Exercise prompt: Wherever the word "mail" shows up in a line, please copy that line.

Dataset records
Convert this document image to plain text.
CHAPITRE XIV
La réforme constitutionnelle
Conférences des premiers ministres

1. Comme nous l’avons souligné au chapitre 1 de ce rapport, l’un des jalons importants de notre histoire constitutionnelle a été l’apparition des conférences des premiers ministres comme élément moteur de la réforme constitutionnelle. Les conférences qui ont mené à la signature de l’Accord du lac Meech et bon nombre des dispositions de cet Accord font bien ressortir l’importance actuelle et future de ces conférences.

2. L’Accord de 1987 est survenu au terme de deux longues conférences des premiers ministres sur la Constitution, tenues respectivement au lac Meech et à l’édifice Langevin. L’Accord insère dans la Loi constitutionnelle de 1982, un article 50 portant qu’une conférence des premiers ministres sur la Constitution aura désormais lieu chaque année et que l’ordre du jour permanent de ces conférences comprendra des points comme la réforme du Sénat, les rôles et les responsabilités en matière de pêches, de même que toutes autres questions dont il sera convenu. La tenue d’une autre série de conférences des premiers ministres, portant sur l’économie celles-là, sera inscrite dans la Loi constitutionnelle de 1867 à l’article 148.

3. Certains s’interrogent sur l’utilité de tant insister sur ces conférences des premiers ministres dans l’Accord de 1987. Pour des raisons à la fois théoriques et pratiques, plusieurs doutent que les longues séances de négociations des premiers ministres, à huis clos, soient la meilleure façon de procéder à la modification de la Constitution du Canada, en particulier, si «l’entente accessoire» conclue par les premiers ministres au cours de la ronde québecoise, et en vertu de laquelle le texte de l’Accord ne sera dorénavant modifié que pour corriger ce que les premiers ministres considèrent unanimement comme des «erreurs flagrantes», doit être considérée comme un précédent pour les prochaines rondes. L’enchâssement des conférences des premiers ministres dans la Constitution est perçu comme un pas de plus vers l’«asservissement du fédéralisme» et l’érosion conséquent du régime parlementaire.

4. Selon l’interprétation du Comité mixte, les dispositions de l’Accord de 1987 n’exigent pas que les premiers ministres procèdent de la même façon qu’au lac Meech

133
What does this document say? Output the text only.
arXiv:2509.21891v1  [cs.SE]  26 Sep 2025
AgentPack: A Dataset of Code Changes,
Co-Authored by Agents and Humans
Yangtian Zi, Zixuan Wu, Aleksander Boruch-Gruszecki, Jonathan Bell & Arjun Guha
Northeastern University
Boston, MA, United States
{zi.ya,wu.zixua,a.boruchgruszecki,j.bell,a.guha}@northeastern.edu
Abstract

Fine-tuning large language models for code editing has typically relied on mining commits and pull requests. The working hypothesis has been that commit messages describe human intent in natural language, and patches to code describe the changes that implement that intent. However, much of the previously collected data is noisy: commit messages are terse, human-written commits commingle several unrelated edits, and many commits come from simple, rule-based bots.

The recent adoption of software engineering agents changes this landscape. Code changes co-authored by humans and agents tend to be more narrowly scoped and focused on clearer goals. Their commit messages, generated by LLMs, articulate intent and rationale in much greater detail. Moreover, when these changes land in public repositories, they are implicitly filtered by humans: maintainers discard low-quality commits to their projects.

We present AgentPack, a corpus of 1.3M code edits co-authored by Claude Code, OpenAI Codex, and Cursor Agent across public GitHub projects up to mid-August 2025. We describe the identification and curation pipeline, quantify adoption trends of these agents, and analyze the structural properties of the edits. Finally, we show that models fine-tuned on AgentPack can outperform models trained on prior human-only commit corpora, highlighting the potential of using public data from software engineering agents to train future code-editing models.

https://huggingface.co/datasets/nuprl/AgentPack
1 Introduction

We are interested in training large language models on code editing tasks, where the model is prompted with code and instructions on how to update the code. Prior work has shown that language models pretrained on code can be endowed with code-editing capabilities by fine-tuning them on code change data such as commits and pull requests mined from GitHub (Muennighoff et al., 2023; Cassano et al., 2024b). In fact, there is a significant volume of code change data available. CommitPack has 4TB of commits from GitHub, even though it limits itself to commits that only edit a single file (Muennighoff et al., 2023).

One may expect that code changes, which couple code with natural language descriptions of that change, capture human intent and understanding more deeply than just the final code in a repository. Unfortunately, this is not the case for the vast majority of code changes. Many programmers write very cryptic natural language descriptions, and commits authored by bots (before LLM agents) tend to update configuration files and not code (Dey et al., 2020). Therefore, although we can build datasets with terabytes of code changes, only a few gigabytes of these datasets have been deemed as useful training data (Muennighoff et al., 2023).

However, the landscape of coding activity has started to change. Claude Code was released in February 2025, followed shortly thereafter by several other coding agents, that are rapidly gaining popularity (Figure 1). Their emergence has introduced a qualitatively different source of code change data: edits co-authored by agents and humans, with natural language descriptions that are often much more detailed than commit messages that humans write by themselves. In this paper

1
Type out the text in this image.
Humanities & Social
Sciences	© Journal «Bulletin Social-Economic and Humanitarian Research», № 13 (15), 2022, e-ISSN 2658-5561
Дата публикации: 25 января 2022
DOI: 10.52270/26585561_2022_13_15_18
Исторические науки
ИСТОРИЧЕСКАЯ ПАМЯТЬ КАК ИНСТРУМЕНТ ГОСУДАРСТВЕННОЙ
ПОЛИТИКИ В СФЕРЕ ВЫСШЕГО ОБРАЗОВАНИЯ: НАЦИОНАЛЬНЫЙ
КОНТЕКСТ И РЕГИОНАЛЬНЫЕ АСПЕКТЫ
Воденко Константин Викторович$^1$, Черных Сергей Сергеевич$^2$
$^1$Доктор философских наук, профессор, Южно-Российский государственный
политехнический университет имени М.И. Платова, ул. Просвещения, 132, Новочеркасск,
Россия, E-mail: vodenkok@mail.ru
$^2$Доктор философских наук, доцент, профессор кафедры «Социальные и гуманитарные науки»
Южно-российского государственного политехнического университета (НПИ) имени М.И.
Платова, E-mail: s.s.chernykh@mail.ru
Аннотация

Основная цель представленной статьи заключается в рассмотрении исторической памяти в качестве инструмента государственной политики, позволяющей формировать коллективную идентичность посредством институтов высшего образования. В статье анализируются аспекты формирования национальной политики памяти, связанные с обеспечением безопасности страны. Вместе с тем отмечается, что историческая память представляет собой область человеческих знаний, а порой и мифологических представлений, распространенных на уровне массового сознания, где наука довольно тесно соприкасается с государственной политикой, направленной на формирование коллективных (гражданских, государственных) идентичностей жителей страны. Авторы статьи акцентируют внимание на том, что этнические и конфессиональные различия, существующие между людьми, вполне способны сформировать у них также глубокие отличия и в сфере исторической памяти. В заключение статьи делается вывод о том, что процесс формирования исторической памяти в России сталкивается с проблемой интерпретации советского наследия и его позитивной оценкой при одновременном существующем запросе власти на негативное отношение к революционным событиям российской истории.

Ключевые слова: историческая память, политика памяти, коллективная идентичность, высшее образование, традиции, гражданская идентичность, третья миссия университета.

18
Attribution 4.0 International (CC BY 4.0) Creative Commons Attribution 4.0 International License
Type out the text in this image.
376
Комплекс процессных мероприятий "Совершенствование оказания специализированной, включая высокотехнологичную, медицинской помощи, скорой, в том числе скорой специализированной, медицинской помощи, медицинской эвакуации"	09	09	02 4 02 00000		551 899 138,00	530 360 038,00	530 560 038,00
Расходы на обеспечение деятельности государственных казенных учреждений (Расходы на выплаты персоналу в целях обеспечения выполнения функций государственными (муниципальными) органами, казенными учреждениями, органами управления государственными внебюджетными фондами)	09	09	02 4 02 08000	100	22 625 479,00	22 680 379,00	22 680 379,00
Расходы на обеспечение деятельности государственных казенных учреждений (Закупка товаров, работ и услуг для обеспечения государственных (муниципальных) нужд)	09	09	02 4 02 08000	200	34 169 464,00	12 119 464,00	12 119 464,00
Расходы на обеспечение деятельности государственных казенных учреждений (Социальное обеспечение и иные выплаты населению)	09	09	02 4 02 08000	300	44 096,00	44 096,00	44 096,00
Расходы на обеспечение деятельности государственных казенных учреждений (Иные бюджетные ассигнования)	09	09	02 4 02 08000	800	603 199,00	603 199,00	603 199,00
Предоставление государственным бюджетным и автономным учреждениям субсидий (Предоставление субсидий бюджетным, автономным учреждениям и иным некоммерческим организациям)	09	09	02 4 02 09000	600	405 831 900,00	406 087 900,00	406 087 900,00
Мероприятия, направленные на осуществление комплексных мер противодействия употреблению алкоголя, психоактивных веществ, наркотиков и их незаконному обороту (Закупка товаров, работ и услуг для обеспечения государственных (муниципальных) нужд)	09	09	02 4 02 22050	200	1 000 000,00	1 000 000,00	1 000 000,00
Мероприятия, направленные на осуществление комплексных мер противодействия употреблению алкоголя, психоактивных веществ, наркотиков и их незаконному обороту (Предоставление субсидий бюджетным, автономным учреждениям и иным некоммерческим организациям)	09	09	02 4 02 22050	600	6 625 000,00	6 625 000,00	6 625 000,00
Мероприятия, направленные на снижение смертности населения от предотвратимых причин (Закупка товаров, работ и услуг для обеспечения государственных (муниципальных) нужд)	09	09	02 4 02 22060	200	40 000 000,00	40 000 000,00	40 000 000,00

Exercise output:
Россия, E-mail: vodenkok@mail.ru
Платова, E-mail: s.s.chernykh@mail.ru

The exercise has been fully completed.